TASK DIRECTIONS
Narrow the data below down to the lines containing "this".

═════ TASK INPUT ═════

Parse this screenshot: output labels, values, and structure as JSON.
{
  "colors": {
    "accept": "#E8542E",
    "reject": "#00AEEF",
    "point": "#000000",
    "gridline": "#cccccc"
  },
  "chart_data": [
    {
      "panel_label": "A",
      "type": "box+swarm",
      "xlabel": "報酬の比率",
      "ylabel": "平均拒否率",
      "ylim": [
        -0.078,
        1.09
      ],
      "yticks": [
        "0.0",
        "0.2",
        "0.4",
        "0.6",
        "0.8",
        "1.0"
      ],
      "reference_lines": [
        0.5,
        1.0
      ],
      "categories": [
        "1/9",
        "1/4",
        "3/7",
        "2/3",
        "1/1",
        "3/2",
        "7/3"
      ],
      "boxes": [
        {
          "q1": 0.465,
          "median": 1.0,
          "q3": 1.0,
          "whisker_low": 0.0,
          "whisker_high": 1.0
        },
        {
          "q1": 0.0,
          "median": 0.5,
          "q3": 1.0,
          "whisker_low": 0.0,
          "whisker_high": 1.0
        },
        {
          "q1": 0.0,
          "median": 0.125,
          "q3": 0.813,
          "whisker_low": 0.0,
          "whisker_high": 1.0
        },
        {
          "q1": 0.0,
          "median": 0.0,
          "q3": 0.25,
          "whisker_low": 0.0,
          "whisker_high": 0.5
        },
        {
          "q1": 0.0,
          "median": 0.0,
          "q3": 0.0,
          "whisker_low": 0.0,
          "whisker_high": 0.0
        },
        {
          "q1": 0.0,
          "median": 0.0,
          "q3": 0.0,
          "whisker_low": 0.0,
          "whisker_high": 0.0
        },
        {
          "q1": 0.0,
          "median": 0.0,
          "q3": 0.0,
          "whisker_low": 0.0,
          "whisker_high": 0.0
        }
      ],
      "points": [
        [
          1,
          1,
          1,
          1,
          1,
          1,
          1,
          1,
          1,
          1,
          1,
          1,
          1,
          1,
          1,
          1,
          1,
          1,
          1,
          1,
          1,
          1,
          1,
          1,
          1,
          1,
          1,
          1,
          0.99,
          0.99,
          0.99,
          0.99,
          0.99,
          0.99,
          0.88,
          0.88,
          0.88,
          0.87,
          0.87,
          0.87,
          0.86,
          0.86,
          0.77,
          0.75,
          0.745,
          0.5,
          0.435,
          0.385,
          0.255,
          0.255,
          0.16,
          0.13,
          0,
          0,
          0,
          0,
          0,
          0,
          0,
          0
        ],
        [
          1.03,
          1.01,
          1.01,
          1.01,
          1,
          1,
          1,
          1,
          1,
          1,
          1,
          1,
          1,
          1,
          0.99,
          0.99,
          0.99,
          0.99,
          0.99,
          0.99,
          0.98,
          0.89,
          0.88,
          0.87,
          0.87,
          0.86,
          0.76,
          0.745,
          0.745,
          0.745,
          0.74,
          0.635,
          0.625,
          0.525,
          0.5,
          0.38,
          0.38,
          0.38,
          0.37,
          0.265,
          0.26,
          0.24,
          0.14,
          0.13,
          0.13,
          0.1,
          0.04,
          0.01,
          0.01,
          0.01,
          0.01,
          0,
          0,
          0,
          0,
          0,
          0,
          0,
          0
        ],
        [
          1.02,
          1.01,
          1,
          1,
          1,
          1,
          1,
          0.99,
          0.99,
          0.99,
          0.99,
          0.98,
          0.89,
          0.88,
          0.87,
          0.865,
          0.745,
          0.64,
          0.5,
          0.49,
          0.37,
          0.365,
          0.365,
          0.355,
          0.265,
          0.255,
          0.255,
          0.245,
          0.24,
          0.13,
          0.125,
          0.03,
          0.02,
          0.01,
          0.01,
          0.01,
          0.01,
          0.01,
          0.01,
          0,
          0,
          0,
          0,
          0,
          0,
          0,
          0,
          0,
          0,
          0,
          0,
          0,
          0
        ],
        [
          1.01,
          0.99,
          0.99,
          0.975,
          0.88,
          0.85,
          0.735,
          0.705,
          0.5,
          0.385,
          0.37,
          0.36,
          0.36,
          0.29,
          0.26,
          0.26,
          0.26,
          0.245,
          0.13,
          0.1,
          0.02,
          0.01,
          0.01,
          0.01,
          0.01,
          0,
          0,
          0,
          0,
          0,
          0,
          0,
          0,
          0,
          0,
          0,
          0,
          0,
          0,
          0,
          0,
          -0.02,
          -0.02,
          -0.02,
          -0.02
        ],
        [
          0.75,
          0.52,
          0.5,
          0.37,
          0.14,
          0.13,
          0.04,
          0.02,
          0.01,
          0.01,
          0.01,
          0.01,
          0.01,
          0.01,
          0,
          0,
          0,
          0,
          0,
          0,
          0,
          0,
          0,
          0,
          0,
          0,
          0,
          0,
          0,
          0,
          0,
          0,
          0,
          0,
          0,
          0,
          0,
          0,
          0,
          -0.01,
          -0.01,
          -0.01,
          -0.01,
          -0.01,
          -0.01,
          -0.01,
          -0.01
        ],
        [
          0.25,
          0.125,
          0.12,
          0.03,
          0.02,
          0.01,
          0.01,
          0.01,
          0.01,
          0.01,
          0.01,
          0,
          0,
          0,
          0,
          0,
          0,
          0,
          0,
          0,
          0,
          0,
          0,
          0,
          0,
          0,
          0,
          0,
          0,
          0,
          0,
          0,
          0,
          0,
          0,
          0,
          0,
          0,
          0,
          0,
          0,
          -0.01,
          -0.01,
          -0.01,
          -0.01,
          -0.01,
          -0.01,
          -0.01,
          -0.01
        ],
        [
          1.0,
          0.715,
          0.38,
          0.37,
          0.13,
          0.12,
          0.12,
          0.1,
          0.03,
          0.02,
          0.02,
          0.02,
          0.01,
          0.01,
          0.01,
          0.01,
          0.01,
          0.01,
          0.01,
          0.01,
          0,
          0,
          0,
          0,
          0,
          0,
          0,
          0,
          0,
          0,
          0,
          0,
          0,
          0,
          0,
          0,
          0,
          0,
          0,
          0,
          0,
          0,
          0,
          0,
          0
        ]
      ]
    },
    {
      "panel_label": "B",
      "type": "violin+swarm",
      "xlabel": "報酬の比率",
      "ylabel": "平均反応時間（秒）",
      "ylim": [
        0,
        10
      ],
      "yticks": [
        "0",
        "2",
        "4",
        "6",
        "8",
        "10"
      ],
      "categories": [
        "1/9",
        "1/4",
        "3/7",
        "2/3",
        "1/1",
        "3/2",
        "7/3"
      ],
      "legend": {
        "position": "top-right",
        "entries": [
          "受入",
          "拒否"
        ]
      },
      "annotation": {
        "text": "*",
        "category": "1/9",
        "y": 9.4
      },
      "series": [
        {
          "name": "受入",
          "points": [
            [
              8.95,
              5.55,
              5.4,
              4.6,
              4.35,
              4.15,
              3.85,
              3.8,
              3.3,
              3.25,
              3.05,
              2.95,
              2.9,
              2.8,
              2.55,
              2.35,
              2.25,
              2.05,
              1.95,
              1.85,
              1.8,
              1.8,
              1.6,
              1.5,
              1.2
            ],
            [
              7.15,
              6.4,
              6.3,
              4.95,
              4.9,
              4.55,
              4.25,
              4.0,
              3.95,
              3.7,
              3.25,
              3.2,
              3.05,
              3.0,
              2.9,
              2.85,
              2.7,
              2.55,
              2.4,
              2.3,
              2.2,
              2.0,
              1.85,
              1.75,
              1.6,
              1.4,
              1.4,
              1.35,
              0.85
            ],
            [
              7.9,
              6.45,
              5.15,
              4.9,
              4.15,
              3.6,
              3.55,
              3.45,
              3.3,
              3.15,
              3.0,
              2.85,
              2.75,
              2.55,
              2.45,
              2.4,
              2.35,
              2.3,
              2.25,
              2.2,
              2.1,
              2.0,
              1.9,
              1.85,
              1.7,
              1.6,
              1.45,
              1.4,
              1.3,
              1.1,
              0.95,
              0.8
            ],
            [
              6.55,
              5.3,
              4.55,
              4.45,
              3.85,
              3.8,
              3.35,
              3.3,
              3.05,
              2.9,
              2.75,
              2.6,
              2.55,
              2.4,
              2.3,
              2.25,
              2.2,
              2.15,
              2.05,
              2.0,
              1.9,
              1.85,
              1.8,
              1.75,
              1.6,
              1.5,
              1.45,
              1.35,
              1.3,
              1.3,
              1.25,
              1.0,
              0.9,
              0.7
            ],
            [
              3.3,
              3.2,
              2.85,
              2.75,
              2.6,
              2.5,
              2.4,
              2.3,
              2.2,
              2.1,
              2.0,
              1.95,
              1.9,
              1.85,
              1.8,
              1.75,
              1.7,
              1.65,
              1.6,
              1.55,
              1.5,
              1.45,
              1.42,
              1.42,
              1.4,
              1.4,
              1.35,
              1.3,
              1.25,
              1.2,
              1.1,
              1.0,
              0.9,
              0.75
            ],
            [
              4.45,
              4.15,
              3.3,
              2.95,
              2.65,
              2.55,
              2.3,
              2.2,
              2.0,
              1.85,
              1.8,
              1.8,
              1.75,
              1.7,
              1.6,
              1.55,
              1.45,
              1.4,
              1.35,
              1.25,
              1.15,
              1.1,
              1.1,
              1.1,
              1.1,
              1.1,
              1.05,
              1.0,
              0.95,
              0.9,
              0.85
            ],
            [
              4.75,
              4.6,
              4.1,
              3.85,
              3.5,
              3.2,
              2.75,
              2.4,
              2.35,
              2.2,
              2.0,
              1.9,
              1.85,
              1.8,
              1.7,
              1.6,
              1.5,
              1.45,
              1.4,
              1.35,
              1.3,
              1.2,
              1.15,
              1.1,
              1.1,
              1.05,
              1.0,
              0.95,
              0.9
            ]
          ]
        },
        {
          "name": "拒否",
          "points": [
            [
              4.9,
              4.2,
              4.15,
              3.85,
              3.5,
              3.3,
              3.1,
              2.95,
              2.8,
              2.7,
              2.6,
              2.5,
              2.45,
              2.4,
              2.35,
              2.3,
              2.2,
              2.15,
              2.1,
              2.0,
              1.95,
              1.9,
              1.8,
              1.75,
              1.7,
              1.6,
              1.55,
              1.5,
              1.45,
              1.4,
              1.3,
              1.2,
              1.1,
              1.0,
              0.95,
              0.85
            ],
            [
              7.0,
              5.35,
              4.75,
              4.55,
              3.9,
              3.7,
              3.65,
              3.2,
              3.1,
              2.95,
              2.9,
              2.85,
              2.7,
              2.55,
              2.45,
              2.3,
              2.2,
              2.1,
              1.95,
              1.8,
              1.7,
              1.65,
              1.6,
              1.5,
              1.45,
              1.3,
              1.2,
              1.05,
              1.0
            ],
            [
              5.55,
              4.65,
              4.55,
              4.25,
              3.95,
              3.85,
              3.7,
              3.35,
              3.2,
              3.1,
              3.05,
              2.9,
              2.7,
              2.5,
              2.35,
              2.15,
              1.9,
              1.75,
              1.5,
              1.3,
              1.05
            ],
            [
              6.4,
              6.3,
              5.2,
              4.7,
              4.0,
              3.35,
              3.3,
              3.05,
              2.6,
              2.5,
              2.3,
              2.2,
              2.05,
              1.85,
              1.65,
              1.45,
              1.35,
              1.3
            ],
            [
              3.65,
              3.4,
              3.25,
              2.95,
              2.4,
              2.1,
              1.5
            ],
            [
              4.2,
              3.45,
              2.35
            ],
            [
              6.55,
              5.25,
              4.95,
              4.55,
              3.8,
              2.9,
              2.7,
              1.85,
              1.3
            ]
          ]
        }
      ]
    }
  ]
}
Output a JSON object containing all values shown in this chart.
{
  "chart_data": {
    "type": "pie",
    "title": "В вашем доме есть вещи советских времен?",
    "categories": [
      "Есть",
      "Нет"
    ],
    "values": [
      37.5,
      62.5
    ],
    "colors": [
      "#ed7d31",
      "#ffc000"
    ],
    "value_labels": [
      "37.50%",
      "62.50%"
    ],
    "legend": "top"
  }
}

═════

EXPECTED ANSWER
Parse this screenshot: output labels, values, and structure as JSON.
Output a JSON object containing all values shown in this chart.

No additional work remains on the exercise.